■ **Problem description**: Transcribe the whole listing below without changing a word, but leave out every image.
——————————
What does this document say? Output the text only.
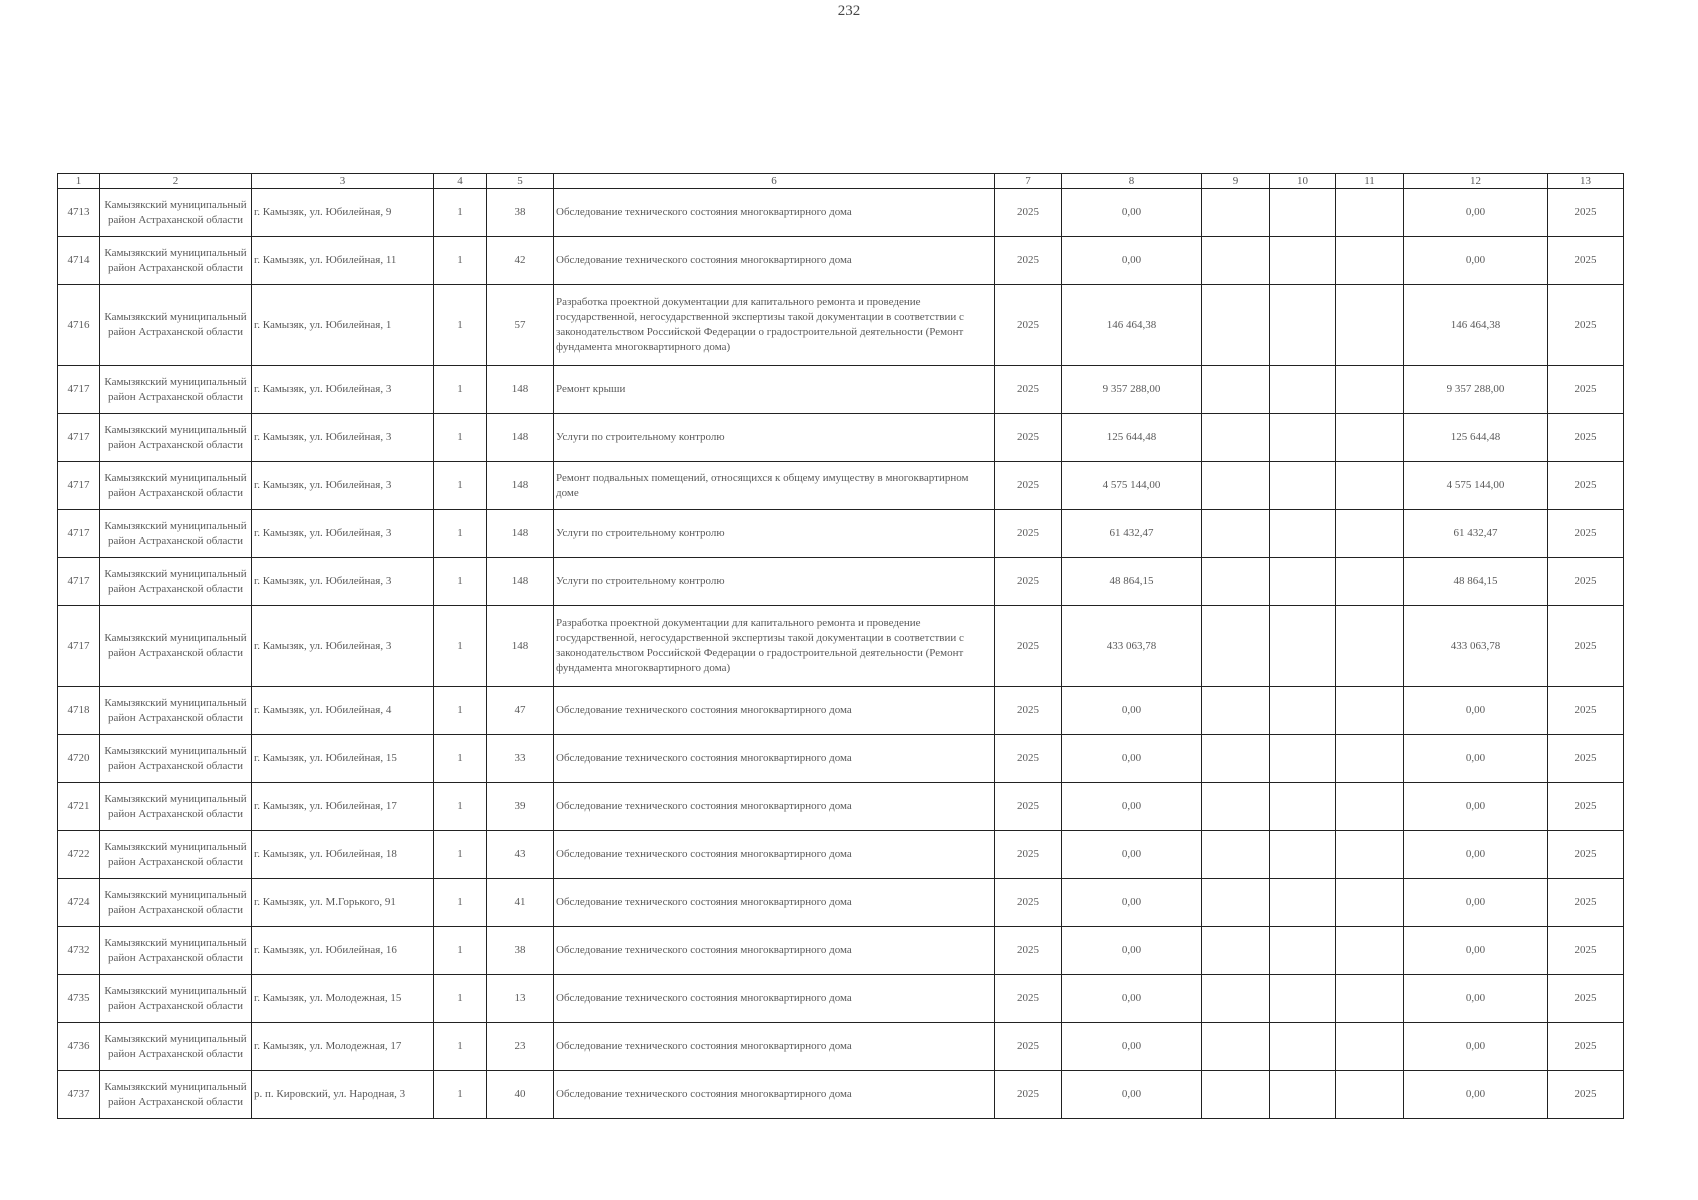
232
1	2	3	4	5	6	7	8	9	10	11	12	13
4713	Камызякский муниципальный район Астраханской области	г. Камызяк, ул. Юбилейная, 9	1	38	Обследование технического состояния многоквартирного дома	2025	0,00				0,00	2025
4714	Камызякский муниципальный район Астраханской области	г. Камызяк, ул. Юбилейная, 11	1	42	Обследование технического состояния многоквартирного дома	2025	0,00				0,00	2025
4716	Камызякский муниципальный район Астраханской области	г. Камызяк, ул. Юбилейная, 1	1	57	Разработка проектной документации для капитального ремонта и проведение государственной, негосударственной экспертизы такой документации в соответствии с законодательством Российской Федерации о градостроительной деятельности (Ремонт фундамента многоквартирного дома)	2025	146 464,38				146 464,38	2025
4717	Камызякский муниципальный район Астраханской области	г. Камызяк, ул. Юбилейная, 3	1	148	Ремонт крыши	2025	9 357 288,00				9 357 288,00	2025
4717	Камызякский муниципальный район Астраханской области	г. Камызяк, ул. Юбилейная, 3	1	148	Услуги по строительному контролю	2025	125 644,48				125 644,48	2025
4717	Камызякский муниципальный район Астраханской области	г. Камызяк, ул. Юбилейная, 3	1	148	Ремонт подвальных помещений, относящихся к общему имуществу в многоквартирном доме	2025	4 575 144,00				4 575 144,00	2025
4717	Камызякский муниципальный район Астраханской области	г. Камызяк, ул. Юбилейная, 3	1	148	Услуги по строительному контролю	2025	61 432,47				61 432,47	2025
4717	Камызякский муниципальный район Астраханской области	г. Камызяк, ул. Юбилейная, 3	1	148	Услуги по строительному контролю	2025	48 864,15				48 864,15	2025
4717	Камызякский муниципальный район Астраханской области	г. Камызяк, ул. Юбилейная, 3	1	148	Разработка проектной документации для капитального ремонта и проведение государственной, негосударственной экспертизы такой документации в соответствии с законодательством Российской Федерации о градостроительной деятельности (Ремонт фундамента многоквартирного дома)	2025	433 063,78				433 063,78	2025
4718	Камызякский муниципальный район Астраханской области	г. Камызяк, ул. Юбилейная, 4	1	47	Обследование технического состояния многоквартирного дома	2025	0,00				0,00	2025
4720	Камызякский муниципальный район Астраханской области	г. Камызяк, ул. Юбилейная, 15	1	33	Обследование технического состояния многоквартирного дома	2025	0,00				0,00	2025
4721	Камызякский муниципальный район Астраханской области	г. Камызяк, ул. Юбилейная, 17	1	39	Обследование технического состояния многоквартирного дома	2025	0,00				0,00	2025
4722	Камызякский муниципальный район Астраханской области	г. Камызяк, ул. Юбилейная, 18	1	43	Обследование технического состояния многоквартирного дома	2025	0,00				0,00	2025
4724	Камызякский муниципальный район Астраханской области	г. Камызяк, ул. М.Горького, 91	1	41	Обследование технического состояния многоквартирного дома	2025	0,00				0,00	2025
4732	Камызякский муниципальный район Астраханской области	г. Камызяк, ул. Юбилейная, 16	1	38	Обследование технического состояния многоквартирного дома	2025	0,00				0,00	2025
4735	Камызякский муниципальный район Астраханской области	г. Камызяк, ул. Молодежная, 15	1	13	Обследование технического состояния многоквартирного дома	2025	0,00				0,00	2025
4736	Камызякский муниципальный район Астраханской области	г. Камызяк, ул. Молодежная, 17	1	23	Обследование технического состояния многоквартирного дома	2025	0,00				0,00	2025
4737	Камызякский муниципальный район Астраханской области	р. п. Кировский, ул. Народная, 3	1	40	Обследование технического состояния многоквартирного дома	2025	0,00				0,00	2025
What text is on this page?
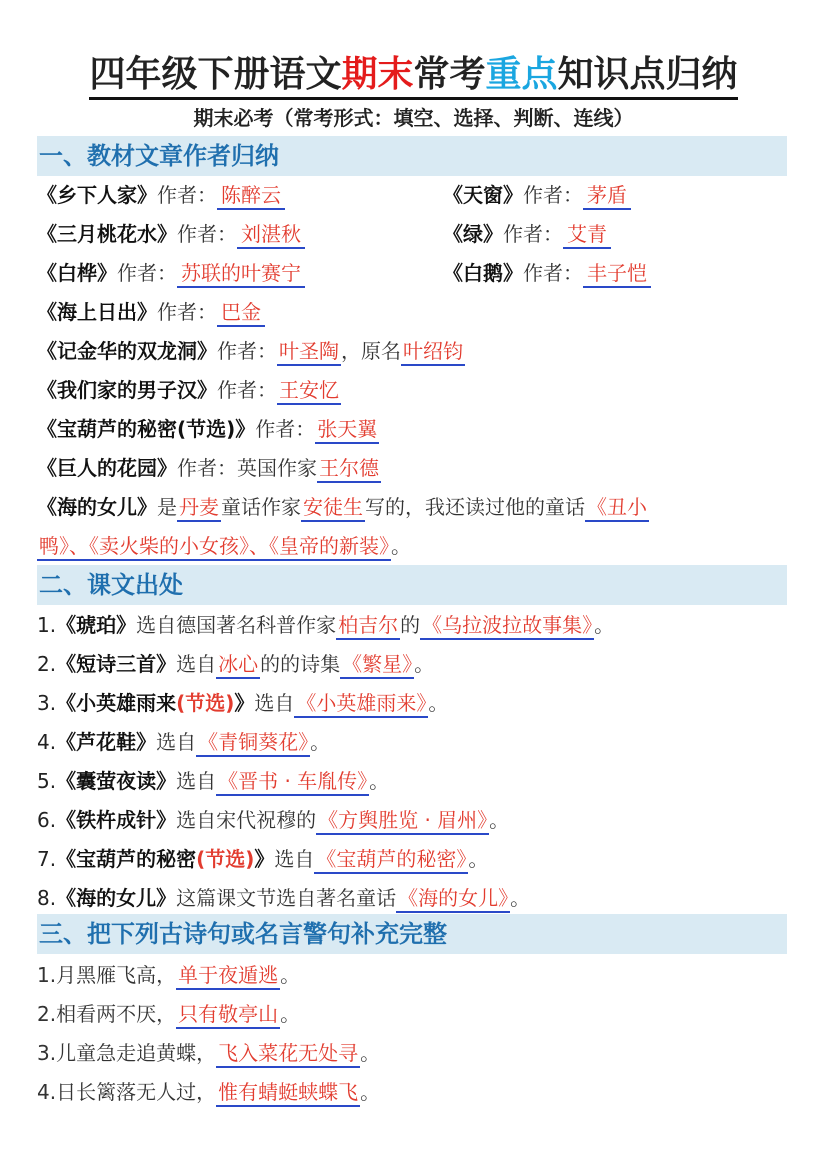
四年级下册语文期末常考重点知识点归纳
期末必考（常考形式：填空、选择、判断、连线）
一、教材文章作者归纳
《乡下人家》作者： 陈醉云	《天窗》作者： 茅盾
《三月桃花水》作者： 刘湛秋	《绿》作者： 艾青
《白桦》作者： 苏联的叶赛宁	《白鹅》作者： 丰子恺
《海上日出》作者： 巴金
《记金华的双龙洞》作者： 叶圣陶 ，原名 叶绍钧
《我们家的男子汉》作者： 王安忆
《宝葫芦的秘密(节选)》作者： 张天翼
《巨人的花园》作者：英国作家 王尔德
《海的女儿》是 丹麦 童话作家 安徒生 写的，我还读过他的童话 《丑小
鸭》、《卖火柴的小女孩》、《皇帝的新装》 。
二、课文出处
1.《琥珀》选自德国著名科普作家 柏吉尔 的 《乌拉波拉故事集》 。
2.《短诗三首》选自 冰心 的的诗集 《繁星》 。
3.《小英雄雨来(节选)》选自 《小英雄雨来》 。
4.《芦花鞋》选自 《青铜葵花》 。
5.《囊萤夜读》选自 《晋书 · 车胤传》 。
6.《铁杵成针》选自宋代祝穆的 《方舆胜览 · 眉州》 。
7.《宝葫芦的秘密(节选)》选自 《宝葫芦的秘密》 。
8.《海的女儿》这篇课文节选自著名童话 《海的女儿》 。
三、把下列古诗句或名言警句补充完整
1.月黑雁飞高， 单于夜遁逃 。
2.相看两不厌， 只有敬亭山 。
3.儿童急走追黄蝶， 飞入菜花无处寻 。
4.日长篱落无人过， 惟有蜻蜓蛱蝶飞 。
——————————
■ **Response to the exercise**:
What does this document say? Output the text only.
232
1	2	3	4	5	6	7	8	9	10	11	12	13
4713	Камызякский муниципальный район Астраханской области	г. Камызяк, ул. Юбилейная, 9	1	38	Обследование технического состояния многоквартирного дома	2025	0,00				0,00	2025
4714	Камызякский муниципальный район Астраханской области	г. Камызяк, ул. Юбилейная, 11	1	42	Обследование технического состояния многоквартирного дома	2025	0,00				0,00	2025
4716	Камызякский муниципальный район Астраханской области	г. Камызяк, ул. Юбилейная, 1	1	57	Разработка проектной документации для капитального ремонта и проведение государственной, негосударственной экспертизы такой документации в соответствии с законодательством Российской Федерации о градостроительной деятельности (Ремонт фундамента многоквартирного дома)	2025	146 464,38				146 464,38	2025
4717	Камызякский муниципальный район Астраханской области	г. Камызяк, ул. Юбилейная, 3	1	148	Ремонт крыши	2025	9 357 288,00				9 357 288,00	2025
4717	Камызякский муниципальный район Астраханской области	г. Камызяк, ул. Юбилейная, 3	1	148	Услуги по строительному контролю	2025	125 644,48				125 644,48	2025
4717	Камызякский муниципальный район Астраханской области	г. Камызяк, ул. Юбилейная, 3	1	148	Ремонт подвальных помещений, относящихся к общему имуществу в многоквартирном доме	2025	4 575 144,00				4 575 144,00	2025
4717	Камызякский муниципальный район Астраханской области	г. Камызяк, ул. Юбилейная, 3	1	148	Услуги по строительному контролю	2025	61 432,47				61 432,47	2025
4717	Камызякский муниципальный район Астраханской области	г. Камызяк, ул. Юбилейная, 3	1	148	Услуги по строительному контролю	2025	48 864,15				48 864,15	2025
4717	Камызякский муниципальный район Астраханской области	г. Камызяк, ул. Юбилейная, 3	1	148	Разработка проектной документации для капитального ремонта и проведение государственной, негосударственной экспертизы такой документации в соответствии с законодательством Российской Федерации о градостроительной деятельности (Ремонт фундамента многоквартирного дома)	2025	433 063,78				433 063,78	2025
4718	Камызякский муниципальный район Астраханской области	г. Камызяк, ул. Юбилейная, 4	1	47	Обследование технического состояния многоквартирного дома	2025	0,00				0,00	2025
4720	Камызякский муниципальный район Астраханской области	г. Камызяк, ул. Юбилейная, 15	1	33	Обследование технического состояния многоквартирного дома	2025	0,00				0,00	2025
4721	Камызякский муниципальный район Астраханской области	г. Камызяк, ул. Юбилейная, 17	1	39	Обследование технического состояния многоквартирного дома	2025	0,00				0,00	2025
4722	Камызякский муниципальный район Астраханской области	г. Камызяк, ул. Юбилейная, 18	1	43	Обследование технического состояния многоквартирного дома	2025	0,00				0,00	2025
4724	Камызякский муниципальный район Астраханской области	г. Камызяк, ул. М.Горького, 91	1	41	Обследование технического состояния многоквартирного дома	2025	0,00				0,00	2025
4732	Камызякский муниципальный район Астраханской области	г. Камызяк, ул. Юбилейная, 16	1	38	Обследование технического состояния многоквартирного дома	2025	0,00				0,00	2025
4735	Камызякский муниципальный район Астраханской области	г. Камызяк, ул. Молодежная, 15	1	13	Обследование технического состояния многоквартирного дома	2025	0,00				0,00	2025
4736	Камызякский муниципальный район Астраханской области	г. Камызяк, ул. Молодежная, 17	1	23	Обследование технического состояния многоквартирного дома	2025	0,00				0,00	2025
4737	Камызякский муниципальный район Астраханской области	р. п. Кировский, ул. Народная, 3	1	40	Обследование технического состояния многоквартирного дома	2025	0,00				0,00	2025
What text is on this page?
四年级下册语文期末常考重点知识点归纳
期末必考（常考形式：填空、选择、判断、连线）
一、教材文章作者归纳
《乡下人家》作者： 陈醉云	《天窗》作者： 茅盾
《三月桃花水》作者： 刘湛秋	《绿》作者： 艾青
《白桦》作者： 苏联的叶赛宁	《白鹅》作者： 丰子恺
《海上日出》作者： 巴金
《记金华的双龙洞》作者： 叶圣陶 ，原名 叶绍钧
《我们家的男子汉》作者： 王安忆
《宝葫芦的秘密(节选)》作者： 张天翼
《巨人的花园》作者：英国作家 王尔德
《海的女儿》是 丹麦 童话作家 安徒生 写的，我还读过他的童话 《丑小
鸭》、《卖火柴的小女孩》、《皇帝的新装》 。
二、课文出处
1.《琥珀》选自德国著名科普作家 柏吉尔 的 《乌拉波拉故事集》 。
2.《短诗三首》选自 冰心 的的诗集 《繁星》 。
3.《小英雄雨来(节选)》选自 《小英雄雨来》 。
4.《芦花鞋》选自 《青铜葵花》 。
5.《囊萤夜读》选自 《晋书 · 车胤传》 。
6.《铁杵成针》选自宋代祝穆的 《方舆胜览 · 眉州》 。
7.《宝葫芦的秘密(节选)》选自 《宝葫芦的秘密》 。
8.《海的女儿》这篇课文节选自著名童话 《海的女儿》 。
三、把下列古诗句或名言警句补充完整
1.月黑雁飞高， 单于夜遁逃 。
2.相看两不厌， 只有敬亭山 。
3.儿童急走追黄蝶， 飞入菜花无处寻 。
4.日长篱落无人过， 惟有蜻蜓蛱蝶飞 。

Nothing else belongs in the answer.